Print all the data, keeping every line exactly as it is.

*Data supplied*:
|---|

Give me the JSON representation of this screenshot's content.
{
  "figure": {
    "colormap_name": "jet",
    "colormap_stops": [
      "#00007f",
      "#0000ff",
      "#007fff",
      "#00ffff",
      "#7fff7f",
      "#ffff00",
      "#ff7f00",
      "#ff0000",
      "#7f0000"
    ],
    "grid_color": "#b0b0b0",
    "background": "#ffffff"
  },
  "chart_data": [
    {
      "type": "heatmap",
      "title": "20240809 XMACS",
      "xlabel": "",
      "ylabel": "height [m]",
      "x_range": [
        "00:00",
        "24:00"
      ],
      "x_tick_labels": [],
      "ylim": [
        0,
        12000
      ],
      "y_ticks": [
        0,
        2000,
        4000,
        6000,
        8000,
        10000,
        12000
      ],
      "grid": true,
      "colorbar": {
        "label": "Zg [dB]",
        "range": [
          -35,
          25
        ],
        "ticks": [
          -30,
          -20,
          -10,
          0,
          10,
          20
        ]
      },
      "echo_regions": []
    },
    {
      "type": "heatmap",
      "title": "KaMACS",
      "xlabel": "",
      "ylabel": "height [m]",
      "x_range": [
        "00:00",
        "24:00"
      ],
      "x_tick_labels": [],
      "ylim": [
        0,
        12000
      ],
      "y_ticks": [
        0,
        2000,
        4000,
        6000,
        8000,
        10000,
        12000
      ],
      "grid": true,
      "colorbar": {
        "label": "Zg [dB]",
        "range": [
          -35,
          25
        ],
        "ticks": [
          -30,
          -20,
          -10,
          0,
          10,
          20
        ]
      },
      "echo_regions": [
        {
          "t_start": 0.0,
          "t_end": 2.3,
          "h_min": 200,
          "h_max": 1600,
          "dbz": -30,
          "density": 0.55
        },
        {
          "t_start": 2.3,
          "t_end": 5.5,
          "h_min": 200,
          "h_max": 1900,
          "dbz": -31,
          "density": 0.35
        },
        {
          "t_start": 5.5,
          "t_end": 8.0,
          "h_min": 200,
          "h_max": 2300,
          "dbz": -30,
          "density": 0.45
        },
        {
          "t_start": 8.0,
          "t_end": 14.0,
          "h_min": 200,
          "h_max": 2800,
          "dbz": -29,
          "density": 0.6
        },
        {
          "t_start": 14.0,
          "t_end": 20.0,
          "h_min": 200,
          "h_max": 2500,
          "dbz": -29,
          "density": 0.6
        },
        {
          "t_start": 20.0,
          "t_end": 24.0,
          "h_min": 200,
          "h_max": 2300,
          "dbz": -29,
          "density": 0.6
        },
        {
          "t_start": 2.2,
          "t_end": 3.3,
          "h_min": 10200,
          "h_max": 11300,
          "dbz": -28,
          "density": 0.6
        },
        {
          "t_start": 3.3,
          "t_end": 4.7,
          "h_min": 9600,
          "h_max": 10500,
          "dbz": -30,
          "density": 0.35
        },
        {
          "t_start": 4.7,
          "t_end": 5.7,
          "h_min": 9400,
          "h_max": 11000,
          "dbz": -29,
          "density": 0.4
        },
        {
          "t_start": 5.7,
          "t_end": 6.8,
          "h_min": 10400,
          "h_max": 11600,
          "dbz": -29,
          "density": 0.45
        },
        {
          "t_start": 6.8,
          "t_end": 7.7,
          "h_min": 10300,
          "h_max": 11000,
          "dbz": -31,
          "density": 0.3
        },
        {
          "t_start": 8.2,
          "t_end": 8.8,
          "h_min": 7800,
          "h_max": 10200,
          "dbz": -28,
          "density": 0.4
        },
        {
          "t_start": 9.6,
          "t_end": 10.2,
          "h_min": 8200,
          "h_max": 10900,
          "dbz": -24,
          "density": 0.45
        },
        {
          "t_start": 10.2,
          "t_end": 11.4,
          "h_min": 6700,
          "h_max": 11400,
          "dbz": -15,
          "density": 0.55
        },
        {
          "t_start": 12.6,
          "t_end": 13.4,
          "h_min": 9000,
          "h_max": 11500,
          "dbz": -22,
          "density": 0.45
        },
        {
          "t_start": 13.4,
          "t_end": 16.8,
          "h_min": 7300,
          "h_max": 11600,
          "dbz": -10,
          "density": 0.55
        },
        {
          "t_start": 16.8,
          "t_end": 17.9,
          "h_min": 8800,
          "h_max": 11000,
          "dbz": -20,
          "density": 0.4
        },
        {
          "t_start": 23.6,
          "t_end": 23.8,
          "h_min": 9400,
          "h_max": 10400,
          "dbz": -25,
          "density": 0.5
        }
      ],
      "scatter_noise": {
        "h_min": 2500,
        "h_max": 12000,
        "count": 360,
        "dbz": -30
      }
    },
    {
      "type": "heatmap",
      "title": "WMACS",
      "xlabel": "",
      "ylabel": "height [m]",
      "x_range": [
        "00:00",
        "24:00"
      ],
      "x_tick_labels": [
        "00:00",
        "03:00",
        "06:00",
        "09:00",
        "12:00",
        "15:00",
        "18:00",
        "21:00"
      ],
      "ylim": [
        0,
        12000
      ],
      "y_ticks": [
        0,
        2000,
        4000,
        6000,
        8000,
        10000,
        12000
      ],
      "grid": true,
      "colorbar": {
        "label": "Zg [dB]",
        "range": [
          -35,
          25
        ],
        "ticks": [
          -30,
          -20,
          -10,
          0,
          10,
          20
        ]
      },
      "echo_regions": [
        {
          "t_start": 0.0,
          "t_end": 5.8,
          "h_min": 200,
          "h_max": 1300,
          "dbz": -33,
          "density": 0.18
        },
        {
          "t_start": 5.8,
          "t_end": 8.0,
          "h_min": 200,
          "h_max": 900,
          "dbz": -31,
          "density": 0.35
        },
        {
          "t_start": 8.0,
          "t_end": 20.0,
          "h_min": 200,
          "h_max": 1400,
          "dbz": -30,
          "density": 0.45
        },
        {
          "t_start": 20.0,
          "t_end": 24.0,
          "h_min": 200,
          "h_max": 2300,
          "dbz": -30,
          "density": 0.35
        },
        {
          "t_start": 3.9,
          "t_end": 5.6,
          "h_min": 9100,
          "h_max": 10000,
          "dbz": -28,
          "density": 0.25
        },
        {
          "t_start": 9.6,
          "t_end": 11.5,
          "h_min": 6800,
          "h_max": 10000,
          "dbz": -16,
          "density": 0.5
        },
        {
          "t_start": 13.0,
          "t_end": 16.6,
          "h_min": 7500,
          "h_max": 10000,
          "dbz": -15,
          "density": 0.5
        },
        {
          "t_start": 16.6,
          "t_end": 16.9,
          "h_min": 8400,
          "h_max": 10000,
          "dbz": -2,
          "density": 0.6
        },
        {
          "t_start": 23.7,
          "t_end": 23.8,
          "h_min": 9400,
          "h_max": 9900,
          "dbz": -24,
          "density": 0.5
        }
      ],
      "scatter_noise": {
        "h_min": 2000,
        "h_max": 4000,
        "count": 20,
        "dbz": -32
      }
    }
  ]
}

|---|

*Solution for this problem*:
Give me the JSON representation of this screenshot's content.
{
  "figure": {
    "colormap_name": "jet",
    "colormap_stops": [
      "#00007f",
      "#0000ff",
      "#007fff",
      "#00ffff",
      "#7fff7f",
      "#ffff00",
      "#ff7f00",
      "#ff0000",
      "#7f0000"
    ],
    "grid_color": "#b0b0b0",
    "background": "#ffffff"
  },
  "chart_data": [
    {
      "type": "heatmap",
      "title": "20240809 XMACS",
      "xlabel": "",
      "ylabel": "height [m]",
      "x_range": [
        "00:00",
        "24:00"
      ],
      "x_tick_labels": [],
      "ylim": [
        0,
        12000
      ],
      "y_ticks": [
        0,
        2000,
        4000,
        6000,
        8000,
        10000,
        12000
      ],
      "grid": true,
      "colorbar": {
        "label": "Zg [dB]",
        "range": [
          -35,
          25
        ],
        "ticks": [
          -30,
          -20,
          -10,
          0,
          10,
          20
        ]
      },
      "echo_regions": []
    },
    {
      "type": "heatmap",
      "title": "KaMACS",
      "xlabel": "",
      "ylabel": "height [m]",
      "x_range": [
        "00:00",
        "24:00"
      ],
      "x_tick_labels": [],
      "ylim": [
        0,
        12000
      ],
      "y_ticks": [
        0,
        2000,
        4000,
        6000,
        8000,
        10000,
        12000
      ],
      "grid": true,
      "colorbar": {
        "label": "Zg [dB]",
        "range": [
          -35,
          25
        ],
        "ticks": [
          -30,
          -20,
          -10,
          0,
          10,
          20
        ]
      },
      "echo_regions": [
        {
          "t_start": 0.0,
          "t_end": 2.3,
          "h_min": 200,
          "h_max": 1600,
          "dbz": -30,
          "density": 0.55
        },
        {
          "t_start": 2.3,
          "t_end": 5.5,
          "h_min": 200,
          "h_max": 1900,
          "dbz": -31,
          "density": 0.35
        },
        {
          "t_start": 5.5,
          "t_end": 8.0,
          "h_min": 200,
          "h_max": 2300,
          "dbz": -30,
          "density": 0.45
        },
        {
          "t_start": 8.0,
          "t_end": 14.0,
          "h_min": 200,
          "h_max": 2800,
          "dbz": -29,
          "density": 0.6
        },
        {
          "t_start": 14.0,
          "t_end": 20.0,
          "h_min": 200,
          "h_max": 2500,
          "dbz": -29,
          "density": 0.6
        },
        {
          "t_start": 20.0,
          "t_end": 24.0,
          "h_min": 200,
          "h_max": 2300,
          "dbz": -29,
          "density": 0.6
        },
        {
          "t_start": 2.2,
          "t_end": 3.3,
          "h_min": 10200,
          "h_max": 11300,
          "dbz": -28,
          "density": 0.6
        },
        {
          "t_start": 3.3,
          "t_end": 4.7,
          "h_min": 9600,
          "h_max": 10500,
          "dbz": -30,
          "density": 0.35
        },
        {
          "t_start": 4.7,
          "t_end": 5.7,
          "h_min": 9400,
          "h_max": 11000,
          "dbz": -29,
          "density": 0.4
        },
        {
          "t_start": 5.7,
          "t_end": 6.8,
          "h_min": 10400,
          "h_max": 11600,
          "dbz": -29,
          "density": 0.45
        },
        {
          "t_start": 6.8,
          "t_end": 7.7,
          "h_min": 10300,
          "h_max": 11000,
          "dbz": -31,
          "density": 0.3
        },
        {
          "t_start": 8.2,
          "t_end": 8.8,
          "h_min": 7800,
          "h_max": 10200,
          "dbz": -28,
          "density": 0.4
        },
        {
          "t_start": 9.6,
          "t_end": 10.2,
          "h_min": 8200,
          "h_max": 10900,
          "dbz": -24,
          "density": 0.45
        },
        {
          "t_start": 10.2,
          "t_end": 11.4,
          "h_min": 6700,
          "h_max": 11400,
          "dbz": -15,
          "density": 0.55
        },
        {
          "t_start": 12.6,
          "t_end": 13.4,
          "h_min": 9000,
          "h_max": 11500,
          "dbz": -22,
          "density": 0.45
        },
        {
          "t_start": 13.4,
          "t_end": 16.8,
          "h_min": 7300,
          "h_max": 11600,
          "dbz": -10,
          "density": 0.55
        },
        {
          "t_start": 16.8,
          "t_end": 17.9,
          "h_min": 8800,
          "h_max": 11000,
          "dbz": -20,
          "density": 0.4
        },
        {
          "t_start": 23.6,
          "t_end": 23.8,
          "h_min": 9400,
          "h_max": 10400,
          "dbz": -25,
          "density": 0.5
        }
      ],
      "scatter_noise": {
        "h_min": 2500,
        "h_max": 12000,
        "count": 360,
        "dbz": -30
      }
    },
    {
      "type": "heatmap",
      "title": "WMACS",
      "xlabel": "",
      "ylabel": "height [m]",
      "x_range": [
        "00:00",
        "24:00"
      ],
      "x_tick_labels": [
        "00:00",
        "03:00",
        "06:00",
        "09:00",
        "12:00",
        "15:00",
        "18:00",
        "21:00"
      ],
      "ylim": [
        0,
        12000
      ],
      "y_ticks": [
        0,
        2000,
        4000,
        6000,
        8000,
        10000,
        12000
      ],
      "grid": true,
      "colorbar": {
        "label": "Zg [dB]",
        "range": [
          -35,
          25
        ],
        "ticks": [
          -30,
          -20,
          -10,
          0,
          10,
          20
        ]
      },
      "echo_regions": [
        {
          "t_start": 0.0,
          "t_end": 5.8,
          "h_min": 200,
          "h_max": 1300,
          "dbz": -33,
          "density": 0.18
        },
        {
          "t_start": 5.8,
          "t_end": 8.0,
          "h_min": 200,
          "h_max": 900,
          "dbz": -31,
          "density": 0.35
        },
        {
          "t_start": 8.0,
          "t_end": 20.0,
          "h_min": 200,
          "h_max": 1400,
          "dbz": -30,
          "density": 0.45
        },
        {
          "t_start": 20.0,
          "t_end": 24.0,
          "h_min": 200,
          "h_max": 2300,
          "dbz": -30,
          "density": 0.35
        },
        {
          "t_start": 3.9,
          "t_end": 5.6,
          "h_min": 9100,
          "h_max": 10000,
          "dbz": -28,
          "density": 0.25
        },
        {
          "t_start": 9.6,
          "t_end": 11.5,
          "h_min": 6800,
          "h_max": 10000,
          "dbz": -16,
          "density": 0.5
        },
        {
          "t_start": 13.0,
          "t_end": 16.6,
          "h_min": 7500,
          "h_max": 10000,
          "dbz": -15,
          "density": 0.5
        },
        {
          "t_start": 16.6,
          "t_end": 16.9,
          "h_min": 8400,
          "h_max": 10000,
          "dbz": -2,
          "density": 0.6
        },
        {
          "t_start": 23.7,
          "t_end": 23.8,
          "h_min": 9400,
          "h_max": 9900,
          "dbz": -24,
          "density": 0.5
        }
      ],
      "scatter_noise": {
        "h_min": 2000,
        "h_max": 4000,
        "count": 20,
        "dbz": -32
      }
    }
  ]
}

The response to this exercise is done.